Work to complete:
Transcribe each line of the records below exactly, excluding any embedded images.

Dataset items
= = =
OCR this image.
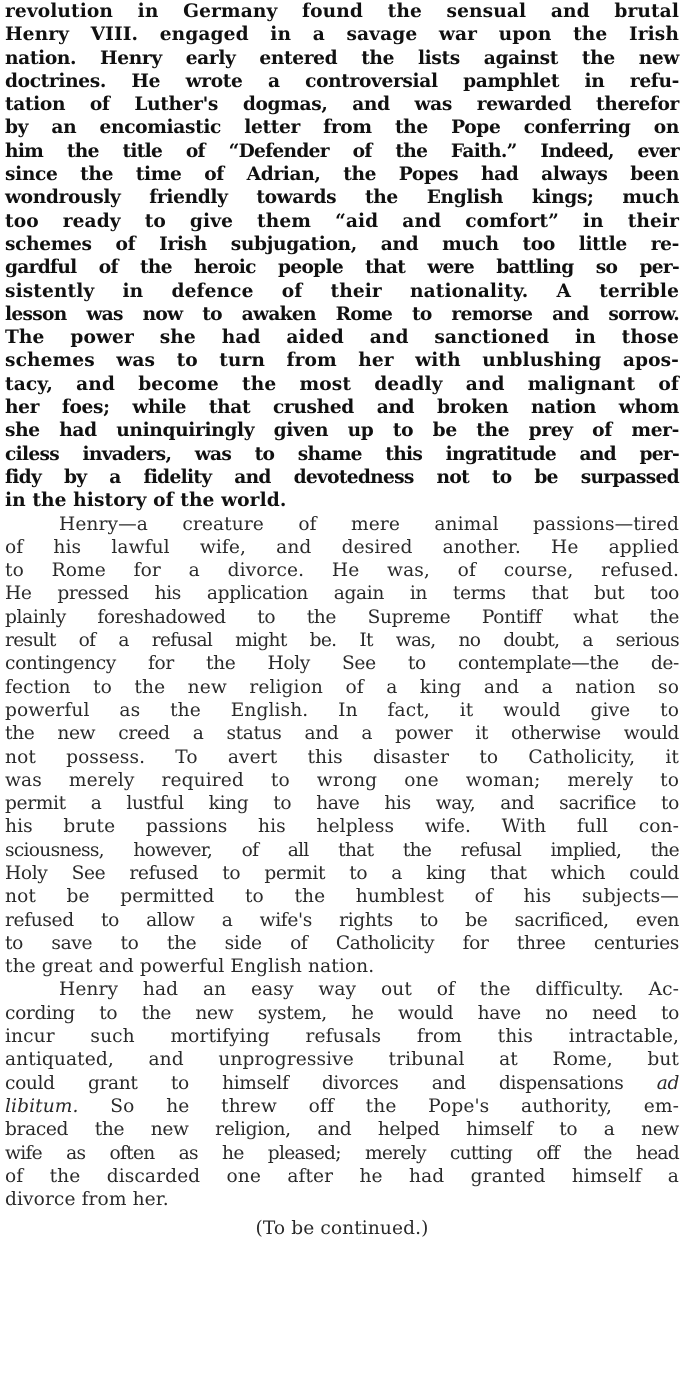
revolution in Germany found the sensual and brutal
Henry VIII. engaged in a savage war upon the Irish
nation. Henry early entered the lists against the new
doctrines. He wrote a controversial pamphlet in refu-
tation of Luther's dogmas, and was rewarded therefor
by an encomiastic letter from the Pope conferring on
him the title of “Defender of the Faith.” Indeed, ever
since the time of Adrian, the Popes had always been
wondrously friendly towards the English kings; much
too ready to give them “aid and comfort” in their
schemes of Irish subjugation, and much too little re-
gardful of the heroic people that were battling so per-
sistently in defence of their nationality. A terrible
lesson was now to awaken Rome to remorse and sorrow.
The power she had aided and sanctioned in those
schemes was to turn from her with unblushing apos-
tacy, and become the most deadly and malignant of
her foes; while that crushed and broken nation whom
she had uninquiringly given up to be the prey of mer-
ciless invaders, was to shame this ingratitude and per-
fidy by a fidelity and devotedness not to be surpassed
in the history of the world.
Henry—a creature of mere animal passions—tired
of his lawful wife, and desired another. He applied
to Rome for a divorce. He was, of course, refused.
He pressed his application again in terms that but too
plainly foreshadowed to the Supreme Pontiff what the
result of a refusal might be. It was, no doubt, a serious
contingency for the Holy See to contemplate—the de-
fection to the new religion of a king and a nation so
powerful as the English. In fact, it would give to
the new creed a status and a power it otherwise would
not possess. To avert this disaster to Catholicity, it
was merely required to wrong one woman; merely to
permit a lustful king to have his way, and sacrifice to
his brute passions his helpless wife. With full con-
sciousness, however, of all that the refusal implied, the
Holy See refused to permit to a king that which could
not be permitted to the humblest of his subjects—
refused to allow a wife's rights to be sacrificed, even
to save to the side of Catholicity for three centuries
the great and powerful English nation.
Henry had an easy way out of the difficulty. Ac-
cording to the new system, he would have no need to
incur such mortifying refusals from this intractable,
antiquated, and unprogressive tribunal at Rome, but
could grant to himself divorces and dispensations ad
libitum. So he threw off the Pope's authority, em-
braced the new religion, and helped himself to a new
wife as often as he pleased; merely cutting off the head
of the discarded one after he had granted himself a
divorce from her.
(To be continued.)
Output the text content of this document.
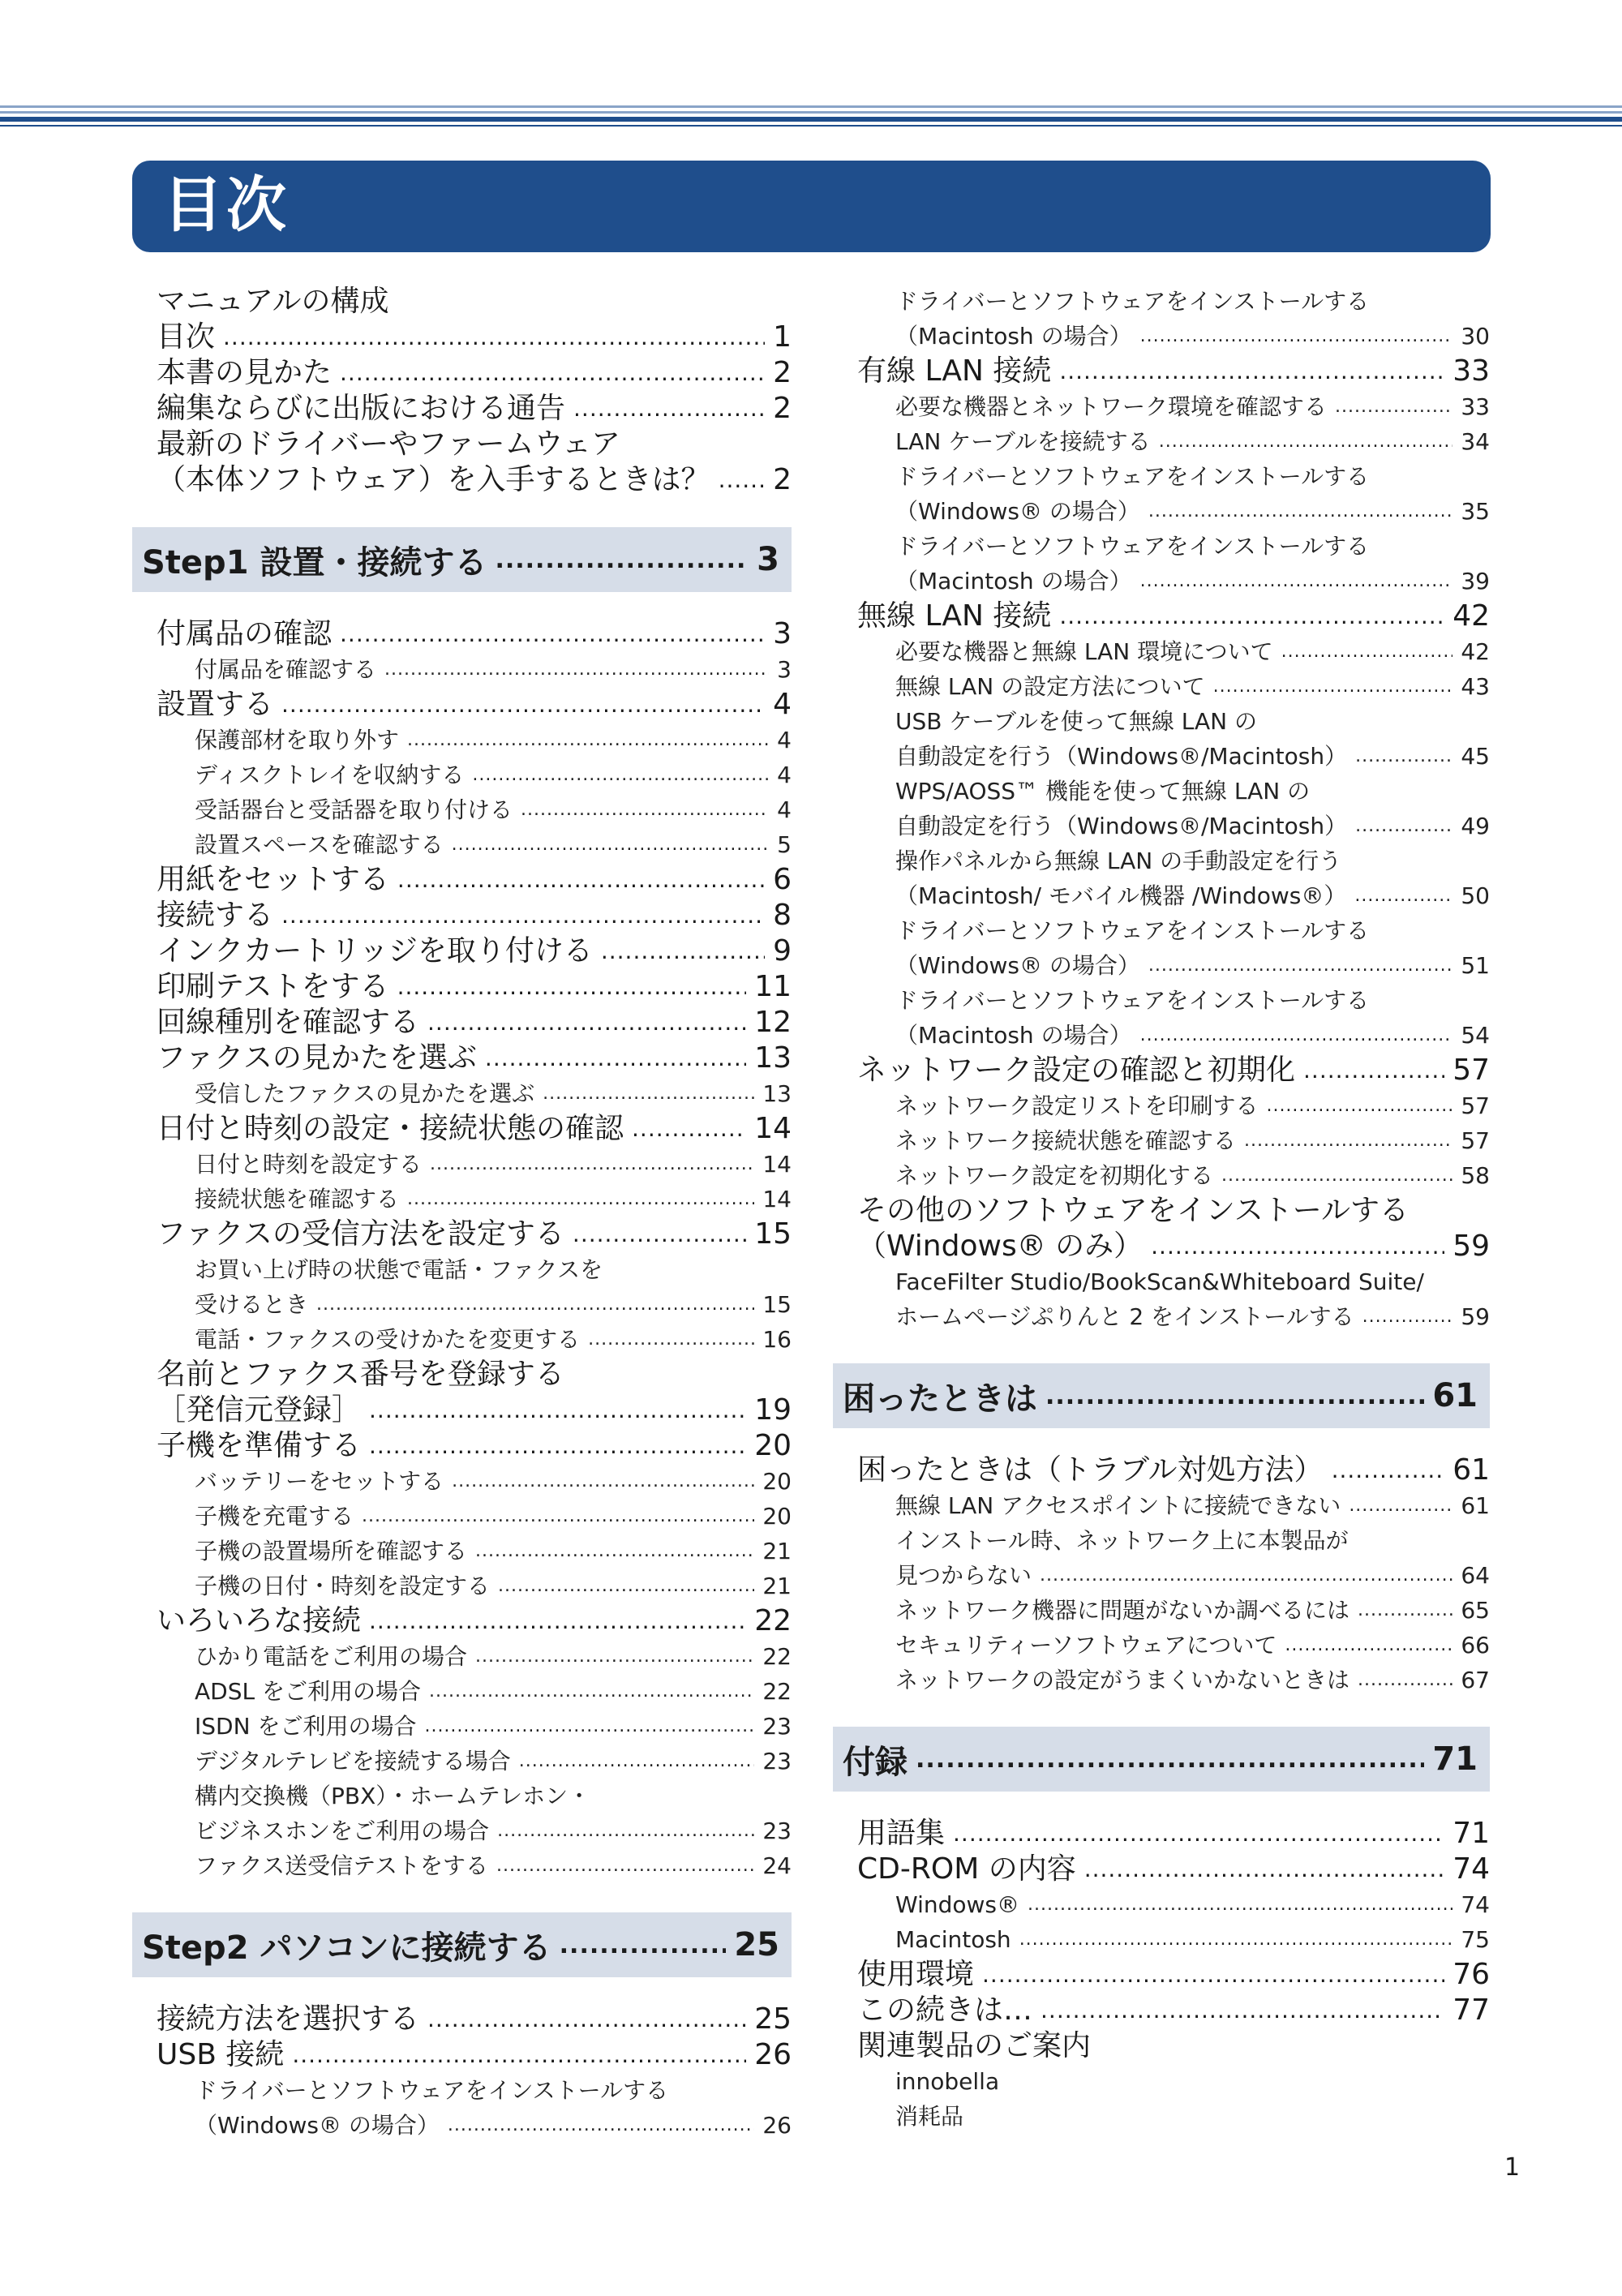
目次
マニュアルの構成
目次 .....	1
本書の見かた .....	2
編集ならびに出版における通告 .....	2
最新のドライバーやファームウェア
（本体ソフトウェア）を入手するときは？ ..... 2
Step1 設置・接続する .....	3
付属品の確認 .....	3
付属品を確認する .....	3
設置する .....	4
保護部材を取り外す .....	4
ディスクトレイを収納する .....	4
受話器台と受話器を取り付ける .....	4
設置スペースを確認する .....	5
用紙をセットする .....	6
接続する .....	8
インクカートリッジを取り付ける .....	9
印刷テストをする .....	11
回線種別を確認する .....	12
ファクスの見かたを選ぶ .....	13
受信したファクスの見かたを選ぶ .....	13
日付と時刻の設定・接続状態の確認 .....	14
日付と時刻を設定する .....	14
接続状態を確認する .....	14
ファクスの受信方法を設定する .....	15
お買い上げ時の状態で電話・ファクスを
受けるとき .....	15
電話・ファクスの受けかたを変更する .....	16
名前とファクス番号を登録する
［発信元登録］ .....	19
子機を準備する .....	20
バッテリーをセットする .....	20
子機を充電する .....	20
子機の設置場所を確認する .....	21
子機の日付・時刻を設定する .....	21
いろいろな接続 .....	22
ひかり電話をご利用の場合 .....	22
ADSL をご利用の場合 .....	22
ISDN をご利用の場合 .....	23
デジタルテレビを接続する場合 .....	23
構内交換機（PBX）・ホームテレホン・
ビジネスホンをご利用の場合 .....	23
ファクス送受信テストをする .....	24
Step2 パソコンに接続する .....	25
接続方法を選択する .....	25
USB 接続 .....	26
ドライバーとソフトウェアをインストールする
（Windows® の場合） .....	26
ドライバーとソフトウェアをインストールする
（Macintosh の場合） .....	30
有線 LAN 接続 .....	33
必要な機器とネットワーク環境を確認する .....	33
LAN ケーブルを接続する .....	34
ドライバーとソフトウェアをインストールする
（Windows® の場合） .....	35
ドライバーとソフトウェアをインストールする
（Macintosh の場合） .....	39
無線 LAN 接続 .....	42
必要な機器と無線 LAN 環境について .....	42
無線 LAN の設定方法について .....	43
USB ケーブルを使って無線 LAN の
自動設定を行う（Windows®/Macintosh） .....	45
WPS/AOSS™ 機能を使って無線 LAN の
自動設定を行う（Windows®/Macintosh） .....	49
操作パネルから無線 LAN の手動設定を行う
（Macintosh/ モバイル機器 /Windows®） .....	50
ドライバーとソフトウェアをインストールする
（Windows® の場合） .....	51
ドライバーとソフトウェアをインストールする
（Macintosh の場合） .....	54
ネットワーク設定の確認と初期化 .....	57
ネットワーク設定リストを印刷する .....	57
ネットワーク接続状態を確認する .....	57
ネットワーク設定を初期化する .....	58
その他のソフトウェアをインストールする
（Windows® のみ） .....	59
FaceFilter Studio/BookScan&Whiteboard Suite/
ホームページぷりんと 2 をインストールする .....	59
困ったときは .....	61
困ったときは（トラブル対処方法） .....	61
無線 LAN アクセスポイントに接続できない .....	61
インストール時、ネットワーク上に本製品が
見つからない .....	64
ネットワーク機器に問題がないか調べるには .....	65
セキュリティーソフトウェアについて .....	66
ネットワークの設定がうまくいかないときは .....	67
付録 .....	71
用語集 .....	71
CD-ROM の内容 .....	74
Windows® .....	74
Macintosh .....	75
使用環境 .....	76
この続きは… .....	77
関連製品のご案内
innobella
消耗品
1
= = =
Solution to the problem:
OCR this image.
revolution in Germany found the sensual and brutal
Henry VIII. engaged in a savage war upon the Irish
nation. Henry early entered the lists against the new
doctrines. He wrote a controversial pamphlet in refu-
tation of Luther's dogmas, and was rewarded therefor
by an encomiastic letter from the Pope conferring on
him the title of “Defender of the Faith.” Indeed, ever
since the time of Adrian, the Popes had always been
wondrously friendly towards the English kings; much
too ready to give them “aid and comfort” in their
schemes of Irish subjugation, and much too little re-
gardful of the heroic people that were battling so per-
sistently in defence of their nationality. A terrible
lesson was now to awaken Rome to remorse and sorrow.
The power she had aided and sanctioned in those
schemes was to turn from her with unblushing apos-
tacy, and become the most deadly and malignant of
her foes; while that crushed and broken nation whom
she had uninquiringly given up to be the prey of mer-
ciless invaders, was to shame this ingratitude and per-
fidy by a fidelity and devotedness not to be surpassed
in the history of the world.
Henry—a creature of mere animal passions—tired
of his lawful wife, and desired another. He applied
to Rome for a divorce. He was, of course, refused.
He pressed his application again in terms that but too
plainly foreshadowed to the Supreme Pontiff what the
result of a refusal might be. It was, no doubt, a serious
contingency for the Holy See to contemplate—the de-
fection to the new religion of a king and a nation so
powerful as the English. In fact, it would give to
the new creed a status and a power it otherwise would
not possess. To avert this disaster to Catholicity, it
was merely required to wrong one woman; merely to
permit a lustful king to have his way, and sacrifice to
his brute passions his helpless wife. With full con-
sciousness, however, of all that the refusal implied, the
Holy See refused to permit to a king that which could
not be permitted to the humblest of his subjects—
refused to allow a wife's rights to be sacrificed, even
to save to the side of Catholicity for three centuries
the great and powerful English nation.
Henry had an easy way out of the difficulty. Ac-
cording to the new system, he would have no need to
incur such mortifying refusals from this intractable,
antiquated, and unprogressive tribunal at Rome, but
could grant to himself divorces and dispensations ad
libitum. So he threw off the Pope's authority, em-
braced the new religion, and helped himself to a new
wife as often as he pleased; merely cutting off the head
of the discarded one after he had granted himself a
divorce from her.
(To be continued.)
Output the text content of this document.
目次
マニュアルの構成
目次 .....	1
本書の見かた .....	2
編集ならびに出版における通告 .....	2
最新のドライバーやファームウェア
（本体ソフトウェア）を入手するときは？ ..... 2
Step1 設置・接続する .....	3
付属品の確認 .....	3
付属品を確認する .....	3
設置する .....	4
保護部材を取り外す .....	4
ディスクトレイを収納する .....	4
受話器台と受話器を取り付ける .....	4
設置スペースを確認する .....	5
用紙をセットする .....	6
接続する .....	8
インクカートリッジを取り付ける .....	9
印刷テストをする .....	11
回線種別を確認する .....	12
ファクスの見かたを選ぶ .....	13
受信したファクスの見かたを選ぶ .....	13
日付と時刻の設定・接続状態の確認 .....	14
日付と時刻を設定する .....	14
接続状態を確認する .....	14
ファクスの受信方法を設定する .....	15
お買い上げ時の状態で電話・ファクスを
受けるとき .....	15
電話・ファクスの受けかたを変更する .....	16
名前とファクス番号を登録する
［発信元登録］ .....	19
子機を準備する .....	20
バッテリーをセットする .....	20
子機を充電する .....	20
子機の設置場所を確認する .....	21
子機の日付・時刻を設定する .....	21
いろいろな接続 .....	22
ひかり電話をご利用の場合 .....	22
ADSL をご利用の場合 .....	22
ISDN をご利用の場合 .....	23
デジタルテレビを接続する場合 .....	23
構内交換機（PBX）・ホームテレホン・
ビジネスホンをご利用の場合 .....	23
ファクス送受信テストをする .....	24
Step2 パソコンに接続する .....	25
接続方法を選択する .....	25
USB 接続 .....	26
ドライバーとソフトウェアをインストールする
（Windows® の場合） .....	26
ドライバーとソフトウェアをインストールする
（Macintosh の場合） .....	30
有線 LAN 接続 .....	33
必要な機器とネットワーク環境を確認する .....	33
LAN ケーブルを接続する .....	34
ドライバーとソフトウェアをインストールする
（Windows® の場合） .....	35
ドライバーとソフトウェアをインストールする
（Macintosh の場合） .....	39
無線 LAN 接続 .....	42
必要な機器と無線 LAN 環境について .....	42
無線 LAN の設定方法について .....	43
USB ケーブルを使って無線 LAN の
自動設定を行う（Windows®/Macintosh） .....	45
WPS/AOSS™ 機能を使って無線 LAN の
自動設定を行う（Windows®/Macintosh） .....	49
操作パネルから無線 LAN の手動設定を行う
（Macintosh/ モバイル機器 /Windows®） .....	50
ドライバーとソフトウェアをインストールする
（Windows® の場合） .....	51
ドライバーとソフトウェアをインストールする
（Macintosh の場合） .....	54
ネットワーク設定の確認と初期化 .....	57
ネットワーク設定リストを印刷する .....	57
ネットワーク接続状態を確認する .....	57
ネットワーク設定を初期化する .....	58
その他のソフトウェアをインストールする
（Windows® のみ） .....	59
FaceFilter Studio/BookScan&Whiteboard Suite/
ホームページぷりんと 2 をインストールする .....	59
困ったときは .....	61
困ったときは（トラブル対処方法） .....	61
無線 LAN アクセスポイントに接続できない .....	61
インストール時、ネットワーク上に本製品が
見つからない .....	64
ネットワーク機器に問題がないか調べるには .....	65
セキュリティーソフトウェアについて .....	66
ネットワークの設定がうまくいかないときは .....	67
付録 .....	71
用語集 .....	71
CD-ROM の内容 .....	74
Windows® .....	74
Macintosh .....	75
使用環境 .....	76
この続きは… .....	77
関連製品のご案内
innobella
消耗品
1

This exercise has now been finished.